• [Requirement]
Update the records from the first line through the line that contains "queries-count-cell[interactable]: 323 (261, 735, 426, 765)", swapping "Global filters" for "Shared filters" and leaving everything else untouched. Give back only those lines.

_ _ _ _ _

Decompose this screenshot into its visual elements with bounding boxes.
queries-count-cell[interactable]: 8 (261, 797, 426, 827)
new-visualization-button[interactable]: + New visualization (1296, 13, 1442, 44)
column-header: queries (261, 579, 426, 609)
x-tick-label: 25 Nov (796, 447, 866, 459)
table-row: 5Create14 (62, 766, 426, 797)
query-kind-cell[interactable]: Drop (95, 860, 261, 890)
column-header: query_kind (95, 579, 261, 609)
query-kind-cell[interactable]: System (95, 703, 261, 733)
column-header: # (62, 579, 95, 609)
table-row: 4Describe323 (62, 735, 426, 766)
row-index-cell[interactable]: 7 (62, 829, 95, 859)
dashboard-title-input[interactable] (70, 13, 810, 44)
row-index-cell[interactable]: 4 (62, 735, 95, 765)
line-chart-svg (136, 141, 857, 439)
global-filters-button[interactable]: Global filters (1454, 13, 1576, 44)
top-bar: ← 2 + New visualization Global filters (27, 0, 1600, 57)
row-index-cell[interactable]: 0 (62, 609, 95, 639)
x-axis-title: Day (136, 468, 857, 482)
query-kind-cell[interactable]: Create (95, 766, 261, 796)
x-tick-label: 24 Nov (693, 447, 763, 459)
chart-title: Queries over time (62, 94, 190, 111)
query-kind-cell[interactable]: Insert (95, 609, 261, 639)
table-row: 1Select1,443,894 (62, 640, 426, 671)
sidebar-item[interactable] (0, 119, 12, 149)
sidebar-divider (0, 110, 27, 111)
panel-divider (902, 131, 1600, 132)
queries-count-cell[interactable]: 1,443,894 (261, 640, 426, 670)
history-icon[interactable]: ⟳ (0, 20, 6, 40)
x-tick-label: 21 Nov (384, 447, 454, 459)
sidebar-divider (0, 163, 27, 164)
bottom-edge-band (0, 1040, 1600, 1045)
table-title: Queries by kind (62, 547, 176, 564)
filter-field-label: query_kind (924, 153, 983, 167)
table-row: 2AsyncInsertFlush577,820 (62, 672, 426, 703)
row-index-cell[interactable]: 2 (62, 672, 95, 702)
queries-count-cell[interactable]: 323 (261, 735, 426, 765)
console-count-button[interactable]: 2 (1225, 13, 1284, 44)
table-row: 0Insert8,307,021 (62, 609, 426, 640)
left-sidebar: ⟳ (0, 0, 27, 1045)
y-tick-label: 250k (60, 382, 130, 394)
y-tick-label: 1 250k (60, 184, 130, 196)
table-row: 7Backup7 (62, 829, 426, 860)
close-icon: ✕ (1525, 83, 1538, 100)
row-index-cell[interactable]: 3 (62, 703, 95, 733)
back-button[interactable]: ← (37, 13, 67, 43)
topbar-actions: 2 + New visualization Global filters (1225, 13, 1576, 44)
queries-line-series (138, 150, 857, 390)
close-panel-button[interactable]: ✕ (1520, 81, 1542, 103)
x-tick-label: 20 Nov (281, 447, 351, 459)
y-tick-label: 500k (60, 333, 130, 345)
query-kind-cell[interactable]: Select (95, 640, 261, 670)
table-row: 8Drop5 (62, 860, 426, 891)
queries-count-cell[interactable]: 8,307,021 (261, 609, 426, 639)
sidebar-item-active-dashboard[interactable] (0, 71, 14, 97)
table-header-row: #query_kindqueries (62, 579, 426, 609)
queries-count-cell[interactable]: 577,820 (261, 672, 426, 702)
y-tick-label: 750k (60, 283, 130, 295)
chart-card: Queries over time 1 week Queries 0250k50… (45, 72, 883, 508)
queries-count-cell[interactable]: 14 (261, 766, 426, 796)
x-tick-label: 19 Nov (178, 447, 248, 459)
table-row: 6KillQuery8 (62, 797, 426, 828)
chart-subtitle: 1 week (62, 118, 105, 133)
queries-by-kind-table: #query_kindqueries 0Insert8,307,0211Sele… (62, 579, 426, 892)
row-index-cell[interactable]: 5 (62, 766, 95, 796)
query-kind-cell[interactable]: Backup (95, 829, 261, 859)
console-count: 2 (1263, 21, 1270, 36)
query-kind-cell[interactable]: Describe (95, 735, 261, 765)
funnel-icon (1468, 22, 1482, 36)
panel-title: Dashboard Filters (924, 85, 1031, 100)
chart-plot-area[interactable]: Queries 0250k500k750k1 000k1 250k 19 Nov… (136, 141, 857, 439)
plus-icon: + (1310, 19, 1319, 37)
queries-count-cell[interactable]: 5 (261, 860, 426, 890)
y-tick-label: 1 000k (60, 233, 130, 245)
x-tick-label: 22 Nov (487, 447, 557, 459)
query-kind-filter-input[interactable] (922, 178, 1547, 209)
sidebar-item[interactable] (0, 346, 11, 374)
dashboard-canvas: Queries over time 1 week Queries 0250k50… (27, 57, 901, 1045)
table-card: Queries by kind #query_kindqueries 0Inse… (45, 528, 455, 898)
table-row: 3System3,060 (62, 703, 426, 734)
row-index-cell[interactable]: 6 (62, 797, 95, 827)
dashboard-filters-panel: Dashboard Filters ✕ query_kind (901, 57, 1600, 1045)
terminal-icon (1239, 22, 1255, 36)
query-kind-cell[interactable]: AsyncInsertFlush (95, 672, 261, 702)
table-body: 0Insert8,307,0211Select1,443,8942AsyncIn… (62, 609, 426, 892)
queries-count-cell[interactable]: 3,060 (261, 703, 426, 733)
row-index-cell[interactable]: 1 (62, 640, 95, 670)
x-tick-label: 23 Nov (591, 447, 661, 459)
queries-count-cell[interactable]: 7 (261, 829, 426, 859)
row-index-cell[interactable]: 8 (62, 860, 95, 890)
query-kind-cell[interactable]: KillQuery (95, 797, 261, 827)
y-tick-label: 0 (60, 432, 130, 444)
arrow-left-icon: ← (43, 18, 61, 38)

_ _ _ _ _

• [Response to the exercise]
Decompose this screenshot into its visual elements with bounding boxes.
queries-count-cell[interactable]: 8 (261, 797, 426, 827)
new-visualization-button[interactable]: + New visualization (1296, 13, 1442, 44)
column-header: queries (261, 579, 426, 609)
x-tick-label: 25 Nov (796, 447, 866, 459)
table-row: 5Create14 (62, 766, 426, 797)
query-kind-cell[interactable]: Drop (95, 860, 261, 890)
column-header: query_kind (95, 579, 261, 609)
query-kind-cell[interactable]: System (95, 703, 261, 733)
column-header: # (62, 579, 95, 609)
table-row: 4Describe323 (62, 735, 426, 766)
row-index-cell[interactable]: 7 (62, 829, 95, 859)
dashboard-title-input[interactable] (70, 13, 810, 44)
row-index-cell[interactable]: 4 (62, 735, 95, 765)
line-chart-svg (136, 141, 857, 439)
global-filters-button[interactable]: Shared filters (1454, 13, 1576, 44)
top-bar: ← 2 + New visualization Shared filters (27, 0, 1600, 57)
row-index-cell[interactable]: 0 (62, 609, 95, 639)
x-axis-title: Day (136, 468, 857, 482)
query-kind-cell[interactable]: Create (95, 766, 261, 796)
x-tick-label: 24 Nov (693, 447, 763, 459)
chart-title: Queries over time (62, 94, 190, 111)
query-kind-cell[interactable]: Insert (95, 609, 261, 639)
table-row: 1Select1,443,894 (62, 640, 426, 671)
sidebar-item[interactable] (0, 119, 12, 149)
sidebar-divider (0, 110, 27, 111)
panel-divider (902, 131, 1600, 132)
queries-count-cell[interactable]: 1,443,894 (261, 640, 426, 670)
history-icon[interactable]: ⟳ (0, 20, 6, 40)
x-tick-label: 21 Nov (384, 447, 454, 459)
sidebar-divider (0, 163, 27, 164)
bottom-edge-band (0, 1040, 1600, 1045)
table-title: Queries by kind (62, 547, 176, 564)
filter-field-label: query_kind (924, 153, 983, 167)
table-row: 2AsyncInsertFlush577,820 (62, 672, 426, 703)
row-index-cell[interactable]: 2 (62, 672, 95, 702)
queries-count-cell[interactable]: 323 (261, 735, 426, 765)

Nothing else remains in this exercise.